PROMPT: Copy every line from the records below that holds the word "tidak".

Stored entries
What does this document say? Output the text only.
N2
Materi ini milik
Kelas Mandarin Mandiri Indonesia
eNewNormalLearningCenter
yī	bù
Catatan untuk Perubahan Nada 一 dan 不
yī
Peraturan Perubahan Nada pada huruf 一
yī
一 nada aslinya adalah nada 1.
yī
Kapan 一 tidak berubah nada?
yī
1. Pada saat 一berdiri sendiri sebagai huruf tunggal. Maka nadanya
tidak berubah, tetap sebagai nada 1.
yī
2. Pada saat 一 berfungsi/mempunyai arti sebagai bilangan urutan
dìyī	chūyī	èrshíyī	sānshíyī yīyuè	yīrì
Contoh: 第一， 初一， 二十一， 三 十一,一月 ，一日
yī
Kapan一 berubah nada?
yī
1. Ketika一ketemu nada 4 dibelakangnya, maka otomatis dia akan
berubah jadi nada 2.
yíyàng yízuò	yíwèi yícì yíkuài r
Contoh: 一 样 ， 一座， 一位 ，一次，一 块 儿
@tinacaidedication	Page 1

WRITTEN RESPONSE:
Kapan 一 tidak berubah nada?
tidak berubah, tetap sebagai nada 1.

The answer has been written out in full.